Task prompt
Examine each line of the data. Copy those that contain the string "color".

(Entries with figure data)
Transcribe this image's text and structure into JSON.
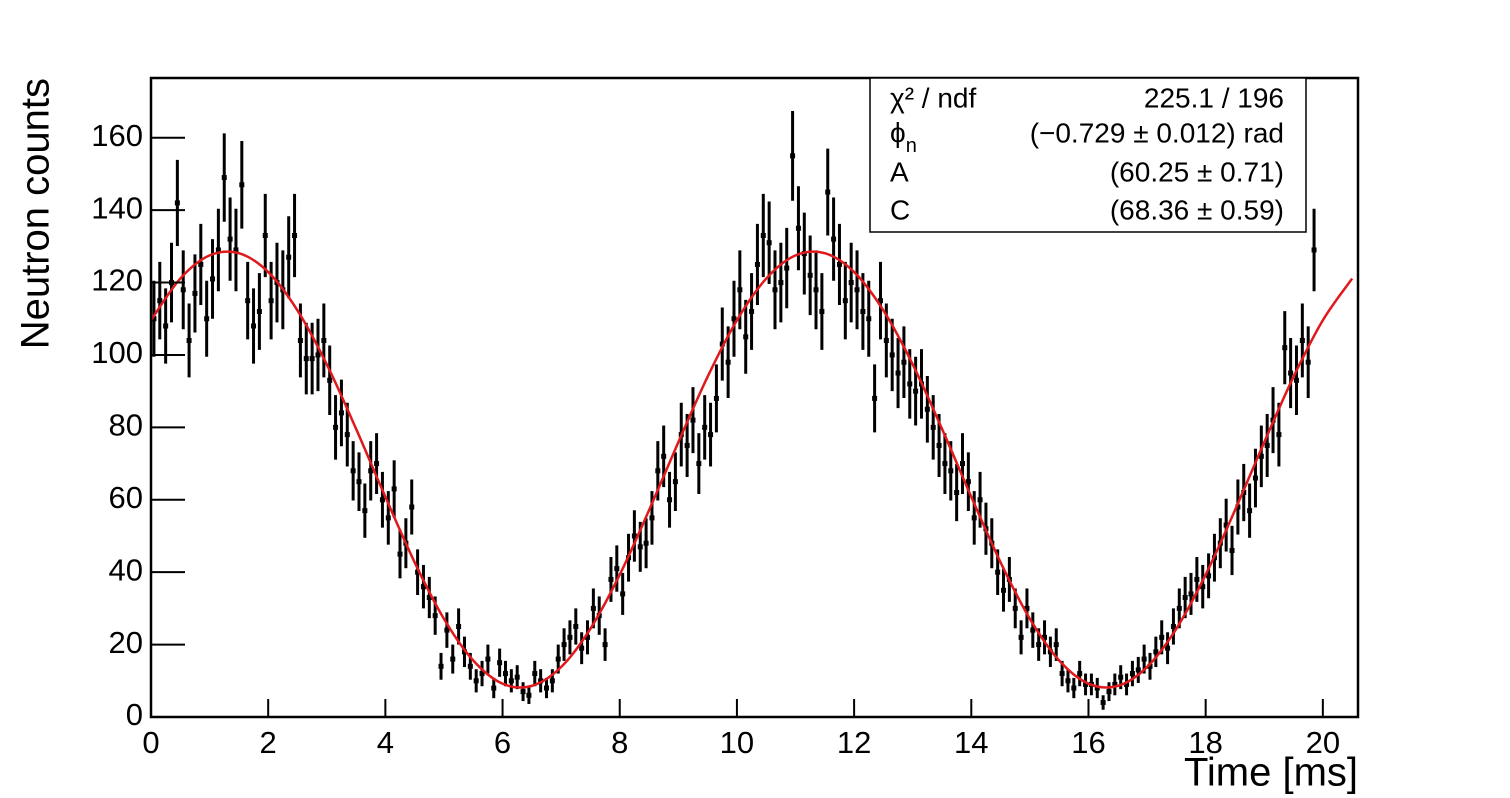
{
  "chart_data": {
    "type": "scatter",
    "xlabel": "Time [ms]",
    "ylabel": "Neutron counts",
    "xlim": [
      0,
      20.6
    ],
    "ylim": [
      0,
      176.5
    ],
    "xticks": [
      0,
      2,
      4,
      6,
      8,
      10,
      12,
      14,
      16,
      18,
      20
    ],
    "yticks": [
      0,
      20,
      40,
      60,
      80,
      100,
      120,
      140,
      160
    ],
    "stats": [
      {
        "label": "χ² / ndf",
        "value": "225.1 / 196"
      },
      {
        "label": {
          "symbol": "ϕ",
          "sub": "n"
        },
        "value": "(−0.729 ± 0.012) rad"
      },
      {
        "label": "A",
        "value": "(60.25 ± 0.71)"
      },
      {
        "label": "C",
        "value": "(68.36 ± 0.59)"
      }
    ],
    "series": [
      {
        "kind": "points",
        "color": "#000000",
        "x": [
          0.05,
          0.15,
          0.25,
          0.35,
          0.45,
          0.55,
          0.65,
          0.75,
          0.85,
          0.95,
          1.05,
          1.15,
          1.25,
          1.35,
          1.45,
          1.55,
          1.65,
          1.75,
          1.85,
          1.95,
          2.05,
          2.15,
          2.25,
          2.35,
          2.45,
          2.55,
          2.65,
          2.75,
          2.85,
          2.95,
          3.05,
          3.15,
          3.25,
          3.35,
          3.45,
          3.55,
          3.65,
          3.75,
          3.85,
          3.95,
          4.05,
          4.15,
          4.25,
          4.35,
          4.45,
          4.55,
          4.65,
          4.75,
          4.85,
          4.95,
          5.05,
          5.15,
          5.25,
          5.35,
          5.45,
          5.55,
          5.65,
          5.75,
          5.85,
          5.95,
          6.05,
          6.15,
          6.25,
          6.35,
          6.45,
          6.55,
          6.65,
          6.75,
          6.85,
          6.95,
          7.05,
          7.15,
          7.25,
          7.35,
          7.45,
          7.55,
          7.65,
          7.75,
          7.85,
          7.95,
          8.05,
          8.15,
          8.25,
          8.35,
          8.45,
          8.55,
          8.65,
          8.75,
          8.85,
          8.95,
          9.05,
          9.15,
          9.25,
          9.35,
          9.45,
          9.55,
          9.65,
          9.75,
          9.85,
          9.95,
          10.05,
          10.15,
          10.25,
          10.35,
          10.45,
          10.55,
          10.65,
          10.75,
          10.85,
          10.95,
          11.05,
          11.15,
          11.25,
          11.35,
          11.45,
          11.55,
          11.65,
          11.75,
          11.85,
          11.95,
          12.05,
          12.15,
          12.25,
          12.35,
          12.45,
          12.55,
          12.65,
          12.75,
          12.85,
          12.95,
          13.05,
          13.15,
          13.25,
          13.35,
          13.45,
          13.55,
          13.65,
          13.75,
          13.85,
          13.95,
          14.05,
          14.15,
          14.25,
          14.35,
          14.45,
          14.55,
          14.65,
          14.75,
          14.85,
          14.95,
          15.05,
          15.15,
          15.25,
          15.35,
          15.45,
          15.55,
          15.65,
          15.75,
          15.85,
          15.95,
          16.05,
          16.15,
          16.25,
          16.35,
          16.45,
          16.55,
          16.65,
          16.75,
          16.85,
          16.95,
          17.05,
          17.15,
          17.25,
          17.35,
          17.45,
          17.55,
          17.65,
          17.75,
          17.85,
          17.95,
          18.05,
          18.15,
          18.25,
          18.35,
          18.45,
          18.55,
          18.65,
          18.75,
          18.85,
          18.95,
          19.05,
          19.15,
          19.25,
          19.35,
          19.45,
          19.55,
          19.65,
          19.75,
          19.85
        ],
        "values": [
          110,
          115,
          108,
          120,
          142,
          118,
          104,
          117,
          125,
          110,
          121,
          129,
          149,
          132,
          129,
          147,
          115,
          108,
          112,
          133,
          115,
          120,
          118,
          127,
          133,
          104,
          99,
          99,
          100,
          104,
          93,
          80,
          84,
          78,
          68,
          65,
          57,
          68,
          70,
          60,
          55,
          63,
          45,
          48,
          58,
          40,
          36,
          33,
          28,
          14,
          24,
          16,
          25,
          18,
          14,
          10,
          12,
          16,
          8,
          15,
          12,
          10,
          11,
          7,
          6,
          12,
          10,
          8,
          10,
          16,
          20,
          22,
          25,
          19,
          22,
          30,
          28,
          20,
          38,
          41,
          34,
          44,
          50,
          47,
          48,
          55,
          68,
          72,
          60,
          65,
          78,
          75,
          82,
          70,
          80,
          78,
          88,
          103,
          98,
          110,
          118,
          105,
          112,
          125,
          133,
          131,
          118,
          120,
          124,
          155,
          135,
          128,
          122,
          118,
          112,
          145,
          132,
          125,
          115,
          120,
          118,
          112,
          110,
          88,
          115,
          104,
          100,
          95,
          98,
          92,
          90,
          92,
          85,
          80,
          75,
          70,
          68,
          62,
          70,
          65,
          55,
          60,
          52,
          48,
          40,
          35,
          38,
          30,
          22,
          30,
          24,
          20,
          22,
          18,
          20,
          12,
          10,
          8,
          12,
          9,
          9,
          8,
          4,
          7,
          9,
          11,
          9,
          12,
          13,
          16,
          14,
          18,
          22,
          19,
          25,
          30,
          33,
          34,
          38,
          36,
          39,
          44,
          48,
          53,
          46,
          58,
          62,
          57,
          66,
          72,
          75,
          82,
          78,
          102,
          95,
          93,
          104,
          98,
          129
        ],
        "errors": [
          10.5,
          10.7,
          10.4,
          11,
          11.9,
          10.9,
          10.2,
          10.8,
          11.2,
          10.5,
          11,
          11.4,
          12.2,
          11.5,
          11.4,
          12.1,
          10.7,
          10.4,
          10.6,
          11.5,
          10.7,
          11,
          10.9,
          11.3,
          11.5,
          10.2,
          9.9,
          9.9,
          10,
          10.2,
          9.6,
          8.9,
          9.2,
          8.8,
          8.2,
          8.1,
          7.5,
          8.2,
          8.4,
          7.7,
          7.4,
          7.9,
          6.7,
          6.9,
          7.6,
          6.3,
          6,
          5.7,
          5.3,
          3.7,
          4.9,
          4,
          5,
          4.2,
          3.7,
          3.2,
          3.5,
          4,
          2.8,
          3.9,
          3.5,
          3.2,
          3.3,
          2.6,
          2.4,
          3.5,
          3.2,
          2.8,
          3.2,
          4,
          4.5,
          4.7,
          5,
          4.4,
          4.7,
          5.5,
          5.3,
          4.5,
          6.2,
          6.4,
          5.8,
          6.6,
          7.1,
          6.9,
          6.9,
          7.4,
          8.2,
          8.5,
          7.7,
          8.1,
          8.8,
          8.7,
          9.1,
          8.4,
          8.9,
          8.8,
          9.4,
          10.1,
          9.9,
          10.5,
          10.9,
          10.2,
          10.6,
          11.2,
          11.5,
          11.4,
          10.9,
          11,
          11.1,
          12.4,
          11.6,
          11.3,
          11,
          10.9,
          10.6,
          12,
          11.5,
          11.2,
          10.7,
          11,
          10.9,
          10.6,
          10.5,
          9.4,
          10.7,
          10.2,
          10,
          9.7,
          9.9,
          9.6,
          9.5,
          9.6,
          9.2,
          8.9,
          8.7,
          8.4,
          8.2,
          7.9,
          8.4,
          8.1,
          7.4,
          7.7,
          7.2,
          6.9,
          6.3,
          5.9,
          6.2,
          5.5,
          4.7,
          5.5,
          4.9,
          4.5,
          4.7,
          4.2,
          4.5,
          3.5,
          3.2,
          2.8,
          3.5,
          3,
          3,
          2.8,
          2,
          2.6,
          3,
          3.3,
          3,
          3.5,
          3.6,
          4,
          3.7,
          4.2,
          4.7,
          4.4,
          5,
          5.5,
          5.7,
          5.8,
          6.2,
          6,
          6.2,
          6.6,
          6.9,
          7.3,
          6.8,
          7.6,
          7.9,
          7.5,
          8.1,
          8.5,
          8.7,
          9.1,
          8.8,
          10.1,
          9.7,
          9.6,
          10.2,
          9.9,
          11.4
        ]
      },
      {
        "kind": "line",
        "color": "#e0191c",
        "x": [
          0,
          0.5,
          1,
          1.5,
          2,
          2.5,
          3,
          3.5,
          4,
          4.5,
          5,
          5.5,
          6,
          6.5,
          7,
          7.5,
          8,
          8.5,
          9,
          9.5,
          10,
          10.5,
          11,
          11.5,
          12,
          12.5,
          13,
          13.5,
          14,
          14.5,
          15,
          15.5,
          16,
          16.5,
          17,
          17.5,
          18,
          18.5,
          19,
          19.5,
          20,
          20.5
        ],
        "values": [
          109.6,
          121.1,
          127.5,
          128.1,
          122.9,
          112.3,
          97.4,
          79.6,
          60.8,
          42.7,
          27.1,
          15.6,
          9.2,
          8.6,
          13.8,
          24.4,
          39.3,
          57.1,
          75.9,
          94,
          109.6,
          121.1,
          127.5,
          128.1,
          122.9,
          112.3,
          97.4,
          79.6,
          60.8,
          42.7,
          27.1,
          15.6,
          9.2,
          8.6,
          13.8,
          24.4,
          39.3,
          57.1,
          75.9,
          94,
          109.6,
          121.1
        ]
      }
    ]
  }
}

--

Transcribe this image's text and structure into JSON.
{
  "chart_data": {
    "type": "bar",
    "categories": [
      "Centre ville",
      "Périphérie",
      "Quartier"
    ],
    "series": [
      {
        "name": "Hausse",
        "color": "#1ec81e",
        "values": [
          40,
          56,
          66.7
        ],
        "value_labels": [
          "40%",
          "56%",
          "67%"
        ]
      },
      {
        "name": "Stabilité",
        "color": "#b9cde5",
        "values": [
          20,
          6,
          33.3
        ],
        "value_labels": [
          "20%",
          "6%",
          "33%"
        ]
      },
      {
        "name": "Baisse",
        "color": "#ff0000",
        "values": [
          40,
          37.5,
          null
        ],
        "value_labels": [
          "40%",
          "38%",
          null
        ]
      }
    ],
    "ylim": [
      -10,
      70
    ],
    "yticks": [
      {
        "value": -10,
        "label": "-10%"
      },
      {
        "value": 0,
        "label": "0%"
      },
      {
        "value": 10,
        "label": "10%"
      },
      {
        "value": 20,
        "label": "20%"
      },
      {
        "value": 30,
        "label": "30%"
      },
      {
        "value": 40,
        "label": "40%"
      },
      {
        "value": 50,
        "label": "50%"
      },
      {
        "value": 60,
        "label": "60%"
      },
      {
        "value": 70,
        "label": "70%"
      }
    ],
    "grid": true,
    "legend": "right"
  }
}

Response to the exercise
        "color": "#000000",
        "color": "#e0191c",
        "color": "#1ec81e",
        "color": "#b9cde5",
        "color": "#ff0000",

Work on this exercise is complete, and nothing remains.